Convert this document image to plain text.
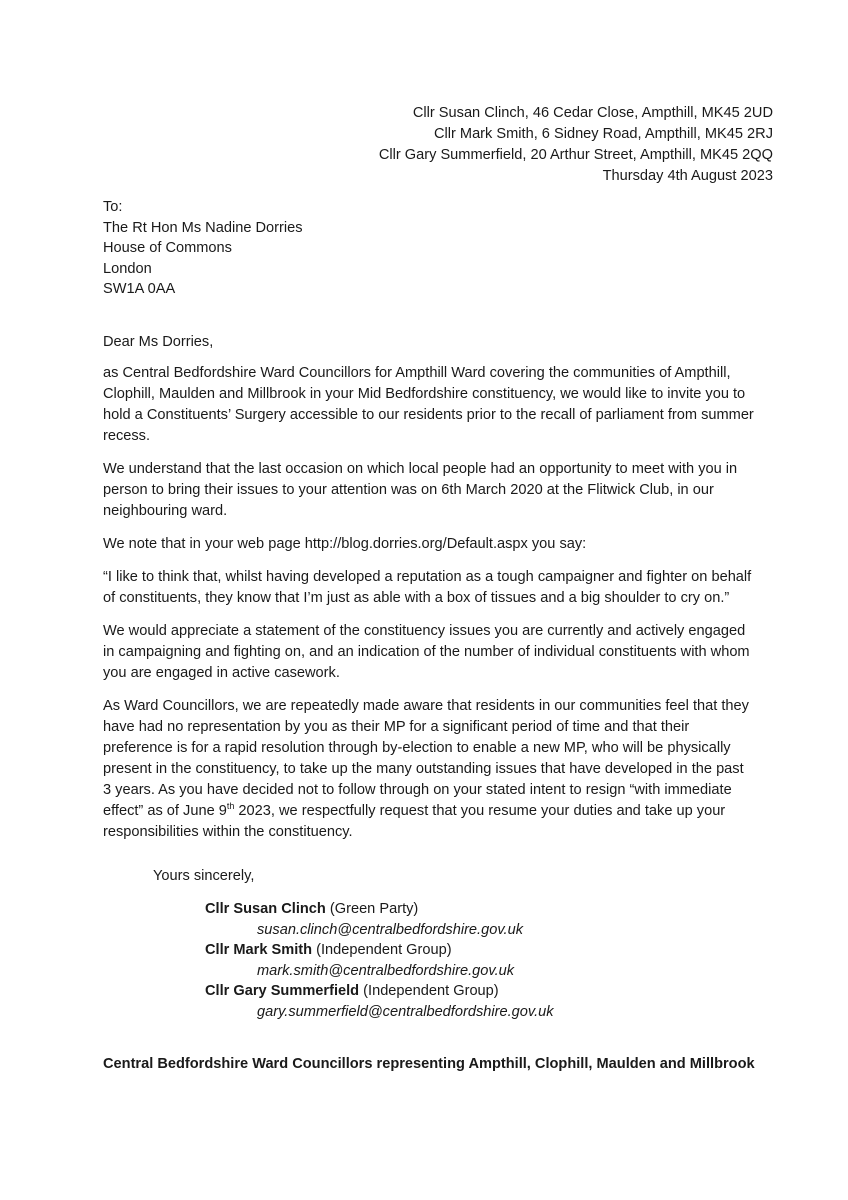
Cllr Susan Clinch, 46 Cedar Close, Ampthill, MK45 2UD
Cllr Mark Smith, 6 Sidney Road, Ampthill, MK45 2RJ
Cllr Gary Summerfield, 20 Arthur Street, Ampthill, MK45 2QQ
Thursday 4th August 2023
To:
The Rt Hon Ms Nadine Dorries
House of Commons
London
SW1A 0AA

Dear Ms Dorries,

as Central Bedfordshire Ward Councillors for Ampthill Ward covering the communities of Ampthill, Clophill, Maulden and Millbrook in your Mid Bedfordshire constituency, we would like to invite you to hold a Constituents’ Surgery accessible to our residents prior to the recall of parliament from summer recess.

We understand that the last occasion on which local people had an opportunity to meet with you in person to bring their issues to your attention was on 6th March 2020 at the Flitwick Club, in our neighbouring ward.

We note that in your web page http://blog.dorries.org/Default.aspx you say:

“I like to think that, whilst having developed a reputation as a tough campaigner and fighter on behalf of constituents, they know that I’m just as able with a box of tissues and a big shoulder to cry on.”

We would appreciate a statement of the constituency issues you are currently and actively engaged in campaigning and fighting on, and an indication of the number of individual constituents with whom you are engaged in active casework.

As Ward Councillors, we are repeatedly made aware that residents in our communities feel that they have had no representation by you as their MP for a significant period of time and that their preference is for a rapid resolution through by-election to enable a new MP, who will be physically present in the constituency, to take up the many outstanding issues that have developed in the past 3 years. As you have decided not to follow through on your stated intent to resign “with immediate effect” as of June 9th 2023, we respectfully request that you resume your duties and take up your responsibilities within the constituency.

Yours sincerely,
Cllr Susan Clinch (Green Party)
susan.clinch@centralbedfordshire.gov.uk
Cllr Mark Smith (Independent Group)
mark.smith@centralbedfordshire.gov.uk
Cllr Gary Summerfield (Independent Group)
gary.summerfield@centralbedfordshire.gov.uk
Central Bedfordshire Ward Councillors representing Ampthill, Clophill, Maulden and Millbrook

------------------------------------------------------------

**Your objective**:
Your task is to pick out every line with the string "would" and copy it.

**Output for this task**:
as Central Bedfordshire Ward Councillors for Ampthill Ward covering the communities of Ampthill, Clophill, Maulden and Millbrook in your Mid Bedfordshire constituency, we would like to invite you to hold a Constituents’ Surgery accessible to our residents prior to the recall of parliament from summer recess.
We would appreciate a statement of the constituency issues you are currently and actively engaged in campaigning and fighting on, and an indication of the number of individual constituents with whom you are engaged in active casework.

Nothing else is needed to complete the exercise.